======== Data for processing ========
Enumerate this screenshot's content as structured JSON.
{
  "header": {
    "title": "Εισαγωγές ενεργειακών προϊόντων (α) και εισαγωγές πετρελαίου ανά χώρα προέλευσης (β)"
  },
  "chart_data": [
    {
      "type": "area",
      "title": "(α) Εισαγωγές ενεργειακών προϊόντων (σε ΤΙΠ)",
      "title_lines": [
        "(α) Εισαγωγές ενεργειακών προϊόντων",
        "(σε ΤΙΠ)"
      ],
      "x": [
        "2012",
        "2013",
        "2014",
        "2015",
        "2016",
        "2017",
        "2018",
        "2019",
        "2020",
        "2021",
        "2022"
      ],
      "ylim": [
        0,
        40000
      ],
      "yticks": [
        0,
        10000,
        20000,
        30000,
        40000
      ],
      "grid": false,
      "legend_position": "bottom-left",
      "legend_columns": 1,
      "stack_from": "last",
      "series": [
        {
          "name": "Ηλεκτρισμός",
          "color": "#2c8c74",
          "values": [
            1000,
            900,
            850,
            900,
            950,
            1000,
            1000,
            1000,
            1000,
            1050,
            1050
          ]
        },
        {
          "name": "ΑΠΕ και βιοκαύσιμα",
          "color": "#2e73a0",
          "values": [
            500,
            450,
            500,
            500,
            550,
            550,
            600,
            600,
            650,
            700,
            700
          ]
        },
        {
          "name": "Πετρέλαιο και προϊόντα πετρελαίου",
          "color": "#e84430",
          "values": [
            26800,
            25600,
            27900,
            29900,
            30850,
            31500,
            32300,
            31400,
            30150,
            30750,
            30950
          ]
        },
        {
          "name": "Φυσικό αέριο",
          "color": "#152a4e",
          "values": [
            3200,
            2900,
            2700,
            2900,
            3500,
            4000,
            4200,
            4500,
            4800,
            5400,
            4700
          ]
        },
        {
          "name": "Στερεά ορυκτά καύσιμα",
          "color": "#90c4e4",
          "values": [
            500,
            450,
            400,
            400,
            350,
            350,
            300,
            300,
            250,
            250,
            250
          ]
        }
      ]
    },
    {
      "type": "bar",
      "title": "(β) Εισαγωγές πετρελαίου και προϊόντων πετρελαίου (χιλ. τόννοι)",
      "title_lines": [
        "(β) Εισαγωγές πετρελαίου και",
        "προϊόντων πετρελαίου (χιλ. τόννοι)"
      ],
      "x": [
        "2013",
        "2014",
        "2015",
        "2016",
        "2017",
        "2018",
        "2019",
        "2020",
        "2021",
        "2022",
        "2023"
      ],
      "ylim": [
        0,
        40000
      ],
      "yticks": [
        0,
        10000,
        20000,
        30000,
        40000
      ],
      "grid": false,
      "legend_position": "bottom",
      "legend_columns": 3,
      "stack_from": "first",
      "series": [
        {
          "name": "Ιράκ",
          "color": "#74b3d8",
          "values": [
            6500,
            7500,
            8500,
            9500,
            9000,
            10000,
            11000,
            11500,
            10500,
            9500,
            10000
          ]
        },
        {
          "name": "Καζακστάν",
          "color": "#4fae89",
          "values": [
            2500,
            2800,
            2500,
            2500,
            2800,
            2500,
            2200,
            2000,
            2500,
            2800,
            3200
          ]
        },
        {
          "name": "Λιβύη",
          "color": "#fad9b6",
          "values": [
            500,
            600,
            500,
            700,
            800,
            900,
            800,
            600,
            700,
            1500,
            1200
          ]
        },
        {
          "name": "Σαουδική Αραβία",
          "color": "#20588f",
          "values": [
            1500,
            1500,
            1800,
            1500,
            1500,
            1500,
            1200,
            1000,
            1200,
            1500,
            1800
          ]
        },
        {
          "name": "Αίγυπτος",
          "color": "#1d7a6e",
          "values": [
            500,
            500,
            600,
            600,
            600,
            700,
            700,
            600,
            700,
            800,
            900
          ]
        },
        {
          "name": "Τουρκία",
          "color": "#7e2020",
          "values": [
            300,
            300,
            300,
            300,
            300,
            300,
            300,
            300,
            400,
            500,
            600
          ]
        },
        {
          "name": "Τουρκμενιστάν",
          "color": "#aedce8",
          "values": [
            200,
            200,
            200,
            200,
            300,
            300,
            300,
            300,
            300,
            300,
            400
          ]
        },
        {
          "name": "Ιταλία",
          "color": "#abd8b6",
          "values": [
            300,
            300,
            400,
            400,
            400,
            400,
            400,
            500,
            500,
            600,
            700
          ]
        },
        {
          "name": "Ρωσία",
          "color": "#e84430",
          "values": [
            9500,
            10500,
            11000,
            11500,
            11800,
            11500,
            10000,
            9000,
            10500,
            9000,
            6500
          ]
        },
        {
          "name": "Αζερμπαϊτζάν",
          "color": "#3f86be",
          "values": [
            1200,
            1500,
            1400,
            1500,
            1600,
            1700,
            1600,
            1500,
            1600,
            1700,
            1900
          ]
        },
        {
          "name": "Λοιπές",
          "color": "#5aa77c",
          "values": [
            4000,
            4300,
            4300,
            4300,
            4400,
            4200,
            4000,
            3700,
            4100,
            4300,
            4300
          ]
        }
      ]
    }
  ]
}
========
> _What this task involves_
Write the entire listing out again, word for word.

> _Written answer_
Enumerate this screenshot's content as structured JSON.
{
  "header": {
    "title": "Εισαγωγές ενεργειακών προϊόντων (α) και εισαγωγές πετρελαίου ανά χώρα προέλευσης (β)"
  },
  "chart_data": [
    {
      "type": "area",
      "title": "(α) Εισαγωγές ενεργειακών προϊόντων (σε ΤΙΠ)",
      "title_lines": [
        "(α) Εισαγωγές ενεργειακών προϊόντων",
        "(σε ΤΙΠ)"
      ],
      "x": [
        "2012",
        "2013",
        "2014",
        "2015",
        "2016",
        "2017",
        "2018",
        "2019",
        "2020",
        "2021",
        "2022"
      ],
      "ylim": [
        0,
        40000
      ],
      "yticks": [
        0,
        10000,
        20000,
        30000,
        40000
      ],
      "grid": false,
      "legend_position": "bottom-left",
      "legend_columns": 1,
      "stack_from": "last",
      "series": [
        {
          "name": "Ηλεκτρισμός",
          "color": "#2c8c74",
          "values": [
            1000,
            900,
            850,
            900,
            950,
            1000,
            1000,
            1000,
            1000,
            1050,
            1050
          ]
        },
        {
          "name": "ΑΠΕ και βιοκαύσιμα",
          "color": "#2e73a0",
          "values": [
            500,
            450,
            500,
            500,
            550,
            550,
            600,
            600,
            650,
            700,
            700
          ]
        },
        {
          "name": "Πετρέλαιο και προϊόντα πετρελαίου",
          "color": "#e84430",
          "values": [
            26800,
            25600,
            27900,
            29900,
            30850,
            31500,
            32300,
            31400,
            30150,
            30750,
            30950
          ]
        },
        {
          "name": "Φυσικό αέριο",
          "color": "#152a4e",
          "values": [
            3200,
            2900,
            2700,
            2900,
            3500,
            4000,
            4200,
            4500,
            4800,
            5400,
            4700
          ]
        },
        {
          "name": "Στερεά ορυκτά καύσιμα",
          "color": "#90c4e4",
          "values": [
            500,
            450,
            400,
            400,
            350,
            350,
            300,
            300,
            250,
            250,
            250
          ]
        }
      ]
    },
    {
      "type": "bar",
      "title": "(β) Εισαγωγές πετρελαίου και προϊόντων πετρελαίου (χιλ. τόννοι)",
      "title_lines": [
        "(β) Εισαγωγές πετρελαίου και",
        "προϊόντων πετρελαίου (χιλ. τόννοι)"
      ],
      "x": [
        "2013",
        "2014",
        "2015",
        "2016",
        "2017",
        "2018",
        "2019",
        "2020",
        "2021",
        "2022",
        "2023"
      ],
      "ylim": [
        0,
        40000
      ],
      "yticks": [
        0,
        10000,
        20000,
        30000,
        40000
      ],
      "grid": false,
      "legend_position": "bottom",
      "legend_columns": 3,
      "stack_from": "first",
      "series": [
        {
          "name": "Ιράκ",
          "color": "#74b3d8",
          "values": [
            6500,
            7500,
            8500,
            9500,
            9000,
            10000,
            11000,
            11500,
            10500,
            9500,
            10000
          ]
        },
        {
          "name": "Καζακστάν",
          "color": "#4fae89",
          "values": [
            2500,
            2800,
            2500,
            2500,
            2800,
            2500,
            2200,
            2000,
            2500,
            2800,
            3200
          ]
        },
        {
          "name": "Λιβύη",
          "color": "#fad9b6",
          "values": [
            500,
            600,
            500,
            700,
            800,
            900,
            800,
            600,
            700,
            1500,
            1200
          ]
        },
        {
          "name": "Σαουδική Αραβία",
          "color": "#20588f",
          "values": [
            1500,
            1500,
            1800,
            1500,
            1500,
            1500,
            1200,
            1000,
            1200,
            1500,
            1800
          ]
        },
        {
          "name": "Αίγυπτος",
          "color": "#1d7a6e",
          "values": [
            500,
            500,
            600,
            600,
            600,
            700,
            700,
            600,
            700,
            800,
            900
          ]
        },
        {
          "name": "Τουρκία",
          "color": "#7e2020",
          "values": [
            300,
            300,
            300,
            300,
            300,
            300,
            300,
            300,
            400,
            500,
            600
          ]
        },
        {
          "name": "Τουρκμενιστάν",
          "color": "#aedce8",
          "values": [
            200,
            200,
            200,
            200,
            300,
            300,
            300,
            300,
            300,
            300,
            400
          ]
        },
        {
          "name": "Ιταλία",
          "color": "#abd8b6",
          "values": [
            300,
            300,
            400,
            400,
            400,
            400,
            400,
            500,
            500,
            600,
            700
          ]
        },
        {
          "name": "Ρωσία",
          "color": "#e84430",
          "values": [
            9500,
            10500,
            11000,
            11500,
            11800,
            11500,
            10000,
            9000,
            10500,
            9000,
            6500
          ]
        },
        {
          "name": "Αζερμπαϊτζάν",
          "color": "#3f86be",
          "values": [
            1200,
            1500,
            1400,
            1500,
            1600,
            1700,
            1600,
            1500,
            1600,
            1700,
            1900
          ]
        },
        {
          "name": "Λοιπές",
          "color": "#5aa77c",
          "values": [
            4000,
            4300,
            4300,
            4300,
            4400,
            4200,
            4000,
            3700,
            4100,
            4300,
            4300
          ]
        }
      ]
    }
  ]
}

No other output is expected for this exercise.